Render the following material again verbatim, leaving nothing out.
## BEGIN EXTRACTED INFORMATION
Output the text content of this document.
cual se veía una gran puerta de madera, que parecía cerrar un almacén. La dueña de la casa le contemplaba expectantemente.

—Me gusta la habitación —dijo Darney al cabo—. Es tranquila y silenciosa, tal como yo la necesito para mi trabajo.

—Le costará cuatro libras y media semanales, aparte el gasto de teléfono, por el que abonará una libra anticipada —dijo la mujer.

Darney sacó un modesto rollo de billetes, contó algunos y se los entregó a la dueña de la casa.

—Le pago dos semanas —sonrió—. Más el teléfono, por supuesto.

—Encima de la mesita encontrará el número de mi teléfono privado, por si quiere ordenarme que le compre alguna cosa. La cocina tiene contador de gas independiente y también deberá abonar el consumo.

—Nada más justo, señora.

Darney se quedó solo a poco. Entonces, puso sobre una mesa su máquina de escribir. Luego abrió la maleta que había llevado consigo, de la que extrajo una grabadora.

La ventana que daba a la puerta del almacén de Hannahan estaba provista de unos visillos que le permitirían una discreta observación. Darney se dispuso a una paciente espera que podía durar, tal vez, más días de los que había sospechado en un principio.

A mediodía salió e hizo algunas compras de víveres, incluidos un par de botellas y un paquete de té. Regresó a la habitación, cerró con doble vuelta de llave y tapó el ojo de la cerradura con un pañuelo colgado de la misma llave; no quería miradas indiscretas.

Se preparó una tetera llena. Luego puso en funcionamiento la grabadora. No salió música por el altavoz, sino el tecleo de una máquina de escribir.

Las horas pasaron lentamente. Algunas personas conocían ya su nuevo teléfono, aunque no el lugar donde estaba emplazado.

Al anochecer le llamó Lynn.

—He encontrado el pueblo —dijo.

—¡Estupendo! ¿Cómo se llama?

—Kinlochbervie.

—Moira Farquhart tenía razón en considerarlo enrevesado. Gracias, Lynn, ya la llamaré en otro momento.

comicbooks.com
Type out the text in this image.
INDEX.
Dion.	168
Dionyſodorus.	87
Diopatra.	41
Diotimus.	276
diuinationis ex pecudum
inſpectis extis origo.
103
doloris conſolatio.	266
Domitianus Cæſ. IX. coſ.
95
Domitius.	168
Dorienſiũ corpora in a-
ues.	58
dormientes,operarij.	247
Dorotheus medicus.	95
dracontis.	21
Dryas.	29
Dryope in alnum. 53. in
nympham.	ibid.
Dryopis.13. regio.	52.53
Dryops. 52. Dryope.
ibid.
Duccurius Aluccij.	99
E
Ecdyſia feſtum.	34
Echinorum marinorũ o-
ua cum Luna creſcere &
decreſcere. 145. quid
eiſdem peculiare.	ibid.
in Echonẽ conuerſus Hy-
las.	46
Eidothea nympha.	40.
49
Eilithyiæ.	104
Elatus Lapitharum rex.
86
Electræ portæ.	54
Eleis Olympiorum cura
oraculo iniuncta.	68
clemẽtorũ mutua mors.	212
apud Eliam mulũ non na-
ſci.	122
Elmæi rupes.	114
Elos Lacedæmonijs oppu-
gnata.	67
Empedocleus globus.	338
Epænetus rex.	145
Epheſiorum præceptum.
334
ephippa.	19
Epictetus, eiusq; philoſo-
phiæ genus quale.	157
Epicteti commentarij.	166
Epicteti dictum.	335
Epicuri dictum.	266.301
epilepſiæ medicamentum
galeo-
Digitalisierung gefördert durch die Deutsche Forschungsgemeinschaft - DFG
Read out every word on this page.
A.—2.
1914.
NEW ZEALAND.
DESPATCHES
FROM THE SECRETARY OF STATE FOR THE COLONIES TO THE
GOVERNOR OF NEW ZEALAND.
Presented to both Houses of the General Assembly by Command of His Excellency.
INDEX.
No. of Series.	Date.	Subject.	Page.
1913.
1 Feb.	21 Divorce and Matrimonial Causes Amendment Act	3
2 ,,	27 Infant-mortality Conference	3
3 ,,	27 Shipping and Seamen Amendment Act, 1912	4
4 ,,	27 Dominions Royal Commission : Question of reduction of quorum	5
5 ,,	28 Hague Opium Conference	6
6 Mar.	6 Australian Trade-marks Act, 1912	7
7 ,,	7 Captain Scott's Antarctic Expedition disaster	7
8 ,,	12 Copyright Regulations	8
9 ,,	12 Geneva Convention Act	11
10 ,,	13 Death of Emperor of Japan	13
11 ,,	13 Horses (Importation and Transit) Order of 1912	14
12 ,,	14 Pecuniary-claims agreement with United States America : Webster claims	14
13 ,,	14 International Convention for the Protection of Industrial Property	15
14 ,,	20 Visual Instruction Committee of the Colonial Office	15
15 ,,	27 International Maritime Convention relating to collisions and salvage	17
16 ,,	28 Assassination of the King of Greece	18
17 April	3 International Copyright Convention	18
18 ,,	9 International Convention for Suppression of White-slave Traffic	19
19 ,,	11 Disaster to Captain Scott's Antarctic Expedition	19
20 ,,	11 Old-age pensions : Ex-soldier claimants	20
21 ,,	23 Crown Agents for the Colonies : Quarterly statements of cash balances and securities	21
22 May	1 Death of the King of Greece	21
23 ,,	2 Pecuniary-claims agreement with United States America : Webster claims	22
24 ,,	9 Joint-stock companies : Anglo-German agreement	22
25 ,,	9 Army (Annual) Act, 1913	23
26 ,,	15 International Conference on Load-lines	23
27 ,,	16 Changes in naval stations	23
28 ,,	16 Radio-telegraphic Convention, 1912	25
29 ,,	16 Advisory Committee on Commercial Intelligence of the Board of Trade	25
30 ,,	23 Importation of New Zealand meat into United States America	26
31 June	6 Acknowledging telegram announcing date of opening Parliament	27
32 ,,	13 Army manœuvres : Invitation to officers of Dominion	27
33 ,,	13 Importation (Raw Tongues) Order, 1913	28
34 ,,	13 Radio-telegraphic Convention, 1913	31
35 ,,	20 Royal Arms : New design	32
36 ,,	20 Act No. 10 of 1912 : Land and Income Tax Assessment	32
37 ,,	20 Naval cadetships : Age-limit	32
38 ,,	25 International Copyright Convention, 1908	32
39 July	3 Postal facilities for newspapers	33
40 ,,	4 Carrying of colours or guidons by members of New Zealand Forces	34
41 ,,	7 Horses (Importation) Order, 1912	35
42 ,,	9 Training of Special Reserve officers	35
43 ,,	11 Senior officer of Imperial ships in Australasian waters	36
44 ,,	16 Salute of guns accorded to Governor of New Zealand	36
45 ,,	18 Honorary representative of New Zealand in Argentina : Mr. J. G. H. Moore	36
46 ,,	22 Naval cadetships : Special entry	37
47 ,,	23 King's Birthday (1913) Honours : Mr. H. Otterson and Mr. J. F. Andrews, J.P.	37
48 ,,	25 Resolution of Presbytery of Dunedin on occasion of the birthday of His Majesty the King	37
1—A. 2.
## END EXTRACTED INFORMATION
● COMPLETED EXERCISE:
Output the text content of this document.
cual se veía una gran puerta de madera, que parecía cerrar un almacén. La dueña de la casa le contemplaba expectantemente.

—Me gusta la habitación —dijo Darney al cabo—. Es tranquila y silenciosa, tal como yo la necesito para mi trabajo.

—Le costará cuatro libras y media semanales, aparte el gasto de teléfono, por el que abonará una libra anticipada —dijo la mujer.

Darney sacó un modesto rollo de billetes, contó algunos y se los entregó a la dueña de la casa.

—Le pago dos semanas —sonrió—. Más el teléfono, por supuesto.

—Encima de la mesita encontrará el número de mi teléfono privado, por si quiere ordenarme que le compre alguna cosa. La cocina tiene contador de gas independiente y también deberá abonar el consumo.

—Nada más justo, señora.

Darney se quedó solo a poco. Entonces, puso sobre una mesa su máquina de escribir. Luego abrió la maleta que había llevado consigo, de la que extrajo una grabadora.

La ventana que daba a la puerta del almacén de Hannahan estaba provista de unos visillos que le permitirían una discreta observación. Darney se dispuso a una paciente espera que podía durar, tal vez, más días de los que había sospechado en un principio.

A mediodía salió e hizo algunas compras de víveres, incluidos un par de botellas y un paquete de té. Regresó a la habitación, cerró con doble vuelta de llave y tapó el ojo de la cerradura con un pañuelo colgado de la misma llave; no quería miradas indiscretas.

Se preparó una tetera llena. Luego puso en funcionamiento la grabadora. No salió música por el altavoz, sino el tecleo de una máquina de escribir.

Las horas pasaron lentamente. Algunas personas conocían ya su nuevo teléfono, aunque no el lugar donde estaba emplazado.

Al anochecer le llamó Lynn.

—He encontrado el pueblo —dijo.

—¡Estupendo! ¿Cómo se llama?

—Kinlochbervie.

—Moira Farquhart tenía razón en considerarlo enrevesado. Gracias, Lynn, ya la llamaré en otro momento.

comicbooks.com
Type out the text in this image.
INDEX.
Dion.	168
Dionyſodorus.	87
Diopatra.	41
Diotimus.	276
diuinationis ex pecudum
inſpectis extis origo.
103
doloris conſolatio.	266
Domitianus Cæſ. IX. coſ.
95
Domitius.	168
Dorienſiũ corpora in a-
ues.	58
dormientes,operarij.	247
Dorotheus medicus.	95
dracontis.	21
Dryas.	29
Dryope in alnum. 53. in
nympham.	ibid.
Dryopis.13. regio.	52.53
Dryops. 52. Dryope.
ibid.
Duccurius Aluccij.	99
E
Ecdyſia feſtum.	34
Echinorum marinorũ o-
ua cum Luna creſcere &
decreſcere. 145. quid
eiſdem peculiare.	ibid.
in Echonẽ conuerſus Hy-
las.	46
Eidothea nympha.	40.
49
Eilithyiæ.	104
Elatus Lapitharum rex.
86
Electræ portæ.	54
Eleis Olympiorum cura
oraculo iniuncta.	68
clemẽtorũ mutua mors.	212
apud Eliam mulũ non na-
ſci.	122
Elmæi rupes.	114
Elos Lacedæmonijs oppu-
gnata.	67
Empedocleus globus.	338
Epænetus rex.	145
Epheſiorum præceptum.
334
ephippa.	19
Epictetus, eiusq; philoſo-
phiæ genus quale.	157
Epicteti commentarij.	166
Epicteti dictum.	335
Epicuri dictum.	266.301
epilepſiæ medicamentum
galeo-
Digitalisierung gefördert durch die Deutsche Forschungsgemeinschaft - DFG
Read out every word on this page.
A.—2.
1914.
NEW ZEALAND.
DESPATCHES
FROM THE SECRETARY OF STATE FOR THE COLONIES TO THE
GOVERNOR OF NEW ZEALAND.
Presented to both Houses of the General Assembly by Command of His Excellency.
INDEX.
No. of Series.	Date.	Subject.	Page.
1913.
1 Feb.	21 Divorce and Matrimonial Causes Amendment Act	3
2 ,,	27 Infant-mortality Conference	3
3 ,,	27 Shipping and Seamen Amendment Act, 1912	4
4 ,,	27 Dominions Royal Commission : Question of reduction of quorum	5
5 ,,	28 Hague Opium Conference	6
6 Mar.	6 Australian Trade-marks Act, 1912	7
7 ,,	7 Captain Scott's Antarctic Expedition disaster	7
8 ,,	12 Copyright Regulations	8
9 ,,	12 Geneva Convention Act	11
10 ,,	13 Death of Emperor of Japan	13
11 ,,	13 Horses (Importation and Transit) Order of 1912	14
12 ,,	14 Pecuniary-claims agreement with United States America : Webster claims	14
13 ,,	14 International Convention for the Protection of Industrial Property	15
14 ,,	20 Visual Instruction Committee of the Colonial Office	15
15 ,,	27 International Maritime Convention relating to collisions and salvage	17
16 ,,	28 Assassination of the King of Greece	18
17 April	3 International Copyright Convention	18
18 ,,	9 International Convention for Suppression of White-slave Traffic	19
19 ,,	11 Disaster to Captain Scott's Antarctic Expedition	19
20 ,,	11 Old-age pensions : Ex-soldier claimants	20
21 ,,	23 Crown Agents for the Colonies : Quarterly statements of cash balances and securities	21
22 May	1 Death of the King of Greece	21
23 ,,	2 Pecuniary-claims agreement with United States America : Webster claims	22
24 ,,	9 Joint-stock companies : Anglo-German agreement	22
25 ,,	9 Army (Annual) Act, 1913	23
26 ,,	15 International Conference on Load-lines	23
27 ,,	16 Changes in naval stations	23
28 ,,	16 Radio-telegraphic Convention, 1912	25
29 ,,	16 Advisory Committee on Commercial Intelligence of the Board of Trade	25
30 ,,	23 Importation of New Zealand meat into United States America	26
31 June	6 Acknowledging telegram announcing date of opening Parliament	27
32 ,,	13 Army manœuvres : Invitation to officers of Dominion	27
33 ,,	13 Importation (Raw Tongues) Order, 1913	28
34 ,,	13 Radio-telegraphic Convention, 1913	31
35 ,,	20 Royal Arms : New design	32
36 ,,	20 Act No. 10 of 1912 : Land and Income Tax Assessment	32
37 ,,	20 Naval cadetships : Age-limit	32
38 ,,	25 International Copyright Convention, 1908	32
39 July	3 Postal facilities for newspapers	33
40 ,,	4 Carrying of colours or guidons by members of New Zealand Forces	34
41 ,,	7 Horses (Importation) Order, 1912	35
42 ,,	9 Training of Special Reserve officers	35
43 ,,	11 Senior officer of Imperial ships in Australasian waters	36
44 ,,	16 Salute of guns accorded to Governor of New Zealand	36
45 ,,	18 Honorary representative of New Zealand in Argentina : Mr. J. G. H. Moore	36
46 ,,	22 Naval cadetships : Special entry	37
47 ,,	23 King's Birthday (1913) Honours : Mr. H. Otterson and Mr. J. F. Andrews, J.P.	37
48 ,,	25 Resolution of Presbytery of Dunedin on occasion of the birthday of His Majesty the King	37
1—A. 2.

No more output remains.